Aim of the exercise => Extract each line of the records below that contains the word "ОГРН".

◆ ◆ ◆ ◆

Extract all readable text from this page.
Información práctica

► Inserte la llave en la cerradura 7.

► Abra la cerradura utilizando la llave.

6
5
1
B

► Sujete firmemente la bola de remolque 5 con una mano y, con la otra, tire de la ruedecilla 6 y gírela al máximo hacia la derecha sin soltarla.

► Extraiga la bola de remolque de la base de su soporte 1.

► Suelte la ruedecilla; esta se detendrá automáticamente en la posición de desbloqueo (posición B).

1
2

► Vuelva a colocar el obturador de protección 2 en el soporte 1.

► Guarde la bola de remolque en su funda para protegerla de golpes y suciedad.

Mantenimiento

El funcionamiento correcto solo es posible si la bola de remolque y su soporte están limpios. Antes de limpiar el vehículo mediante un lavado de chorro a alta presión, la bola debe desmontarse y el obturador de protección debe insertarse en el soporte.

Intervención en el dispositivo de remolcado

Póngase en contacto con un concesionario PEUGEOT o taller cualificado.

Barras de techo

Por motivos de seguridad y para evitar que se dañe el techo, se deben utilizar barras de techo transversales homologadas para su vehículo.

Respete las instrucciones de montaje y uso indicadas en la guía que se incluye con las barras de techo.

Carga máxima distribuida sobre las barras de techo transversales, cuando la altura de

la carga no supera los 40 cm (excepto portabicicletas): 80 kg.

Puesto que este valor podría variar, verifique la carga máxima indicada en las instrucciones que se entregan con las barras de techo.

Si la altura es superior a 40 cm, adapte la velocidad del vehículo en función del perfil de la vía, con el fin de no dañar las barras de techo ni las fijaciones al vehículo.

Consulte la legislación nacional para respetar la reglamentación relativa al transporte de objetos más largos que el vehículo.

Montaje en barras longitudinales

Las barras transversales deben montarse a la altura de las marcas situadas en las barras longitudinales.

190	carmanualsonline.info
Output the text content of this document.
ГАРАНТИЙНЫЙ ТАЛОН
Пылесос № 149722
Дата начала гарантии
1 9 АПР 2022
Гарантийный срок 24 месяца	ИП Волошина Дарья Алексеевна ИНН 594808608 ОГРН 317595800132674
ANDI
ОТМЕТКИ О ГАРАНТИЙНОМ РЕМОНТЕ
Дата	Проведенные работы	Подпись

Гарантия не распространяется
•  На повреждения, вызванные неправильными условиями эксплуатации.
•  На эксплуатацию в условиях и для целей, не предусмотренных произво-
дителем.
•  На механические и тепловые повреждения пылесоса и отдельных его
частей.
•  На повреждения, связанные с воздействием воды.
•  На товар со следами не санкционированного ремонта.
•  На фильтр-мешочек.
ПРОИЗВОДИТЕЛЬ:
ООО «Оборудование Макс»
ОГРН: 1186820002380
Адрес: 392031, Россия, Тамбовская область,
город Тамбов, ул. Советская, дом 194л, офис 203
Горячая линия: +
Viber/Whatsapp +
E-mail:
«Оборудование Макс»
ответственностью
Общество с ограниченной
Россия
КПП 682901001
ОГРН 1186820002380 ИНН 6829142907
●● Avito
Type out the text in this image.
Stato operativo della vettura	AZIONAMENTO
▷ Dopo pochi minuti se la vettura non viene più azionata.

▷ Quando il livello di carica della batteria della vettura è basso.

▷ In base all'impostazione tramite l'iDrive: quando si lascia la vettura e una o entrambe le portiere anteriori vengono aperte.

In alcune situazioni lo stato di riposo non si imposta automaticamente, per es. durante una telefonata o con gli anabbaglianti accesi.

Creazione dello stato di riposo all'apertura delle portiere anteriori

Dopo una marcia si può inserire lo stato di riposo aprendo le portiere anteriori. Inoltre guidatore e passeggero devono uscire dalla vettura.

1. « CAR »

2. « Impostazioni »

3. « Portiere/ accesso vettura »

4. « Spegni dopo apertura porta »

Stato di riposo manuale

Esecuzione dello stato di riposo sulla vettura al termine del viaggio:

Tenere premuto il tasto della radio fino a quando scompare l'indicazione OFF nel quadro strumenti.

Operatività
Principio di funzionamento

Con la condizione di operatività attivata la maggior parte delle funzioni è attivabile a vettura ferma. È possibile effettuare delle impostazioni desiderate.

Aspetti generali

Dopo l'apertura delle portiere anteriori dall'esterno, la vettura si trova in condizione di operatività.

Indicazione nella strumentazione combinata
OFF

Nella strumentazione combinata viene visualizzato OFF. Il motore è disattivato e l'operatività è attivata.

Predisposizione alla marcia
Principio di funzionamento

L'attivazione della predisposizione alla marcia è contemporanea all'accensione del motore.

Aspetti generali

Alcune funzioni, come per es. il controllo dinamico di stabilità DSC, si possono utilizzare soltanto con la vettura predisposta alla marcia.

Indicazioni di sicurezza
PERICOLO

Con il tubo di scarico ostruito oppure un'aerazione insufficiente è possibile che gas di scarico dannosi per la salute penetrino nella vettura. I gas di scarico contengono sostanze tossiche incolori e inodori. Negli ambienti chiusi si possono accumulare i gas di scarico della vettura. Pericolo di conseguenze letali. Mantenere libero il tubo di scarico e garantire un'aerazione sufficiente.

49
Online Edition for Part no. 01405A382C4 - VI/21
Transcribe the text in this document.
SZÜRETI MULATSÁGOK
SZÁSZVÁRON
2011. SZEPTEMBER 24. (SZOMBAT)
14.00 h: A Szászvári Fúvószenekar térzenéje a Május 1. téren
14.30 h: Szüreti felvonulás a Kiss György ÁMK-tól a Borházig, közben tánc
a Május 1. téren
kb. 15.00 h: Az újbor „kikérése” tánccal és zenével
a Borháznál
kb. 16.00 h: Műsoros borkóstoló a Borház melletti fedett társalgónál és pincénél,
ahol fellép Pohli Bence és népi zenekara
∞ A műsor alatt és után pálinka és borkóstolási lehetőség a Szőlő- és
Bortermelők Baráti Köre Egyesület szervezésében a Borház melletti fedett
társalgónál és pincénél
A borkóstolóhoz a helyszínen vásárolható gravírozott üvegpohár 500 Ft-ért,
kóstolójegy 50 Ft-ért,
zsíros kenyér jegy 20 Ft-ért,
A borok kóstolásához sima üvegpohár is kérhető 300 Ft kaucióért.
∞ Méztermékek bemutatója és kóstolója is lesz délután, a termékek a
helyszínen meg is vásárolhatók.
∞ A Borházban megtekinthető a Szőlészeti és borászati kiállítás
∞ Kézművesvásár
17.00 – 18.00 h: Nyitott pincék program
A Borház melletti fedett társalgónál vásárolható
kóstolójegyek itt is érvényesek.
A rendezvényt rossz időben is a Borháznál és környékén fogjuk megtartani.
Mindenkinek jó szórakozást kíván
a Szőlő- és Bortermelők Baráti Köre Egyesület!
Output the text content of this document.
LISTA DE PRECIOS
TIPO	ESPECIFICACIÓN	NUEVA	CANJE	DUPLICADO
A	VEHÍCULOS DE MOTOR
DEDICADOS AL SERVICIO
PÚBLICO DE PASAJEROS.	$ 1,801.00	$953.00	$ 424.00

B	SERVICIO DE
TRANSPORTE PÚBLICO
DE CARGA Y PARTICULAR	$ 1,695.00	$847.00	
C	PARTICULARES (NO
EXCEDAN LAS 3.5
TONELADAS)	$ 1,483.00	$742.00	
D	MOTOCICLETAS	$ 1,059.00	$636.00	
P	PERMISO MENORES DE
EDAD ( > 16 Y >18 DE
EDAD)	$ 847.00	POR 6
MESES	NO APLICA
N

◆ ◆ ◆ ◆

Solution to the problem =>
Гарантийный срок 24 месяца	ИП Волошина Дарья Алексеевна ИНН 594808608 ОГРН 317595800132674
ОГРН: 1186820002380
ОГРН 1186820002380 ИНН 6829142907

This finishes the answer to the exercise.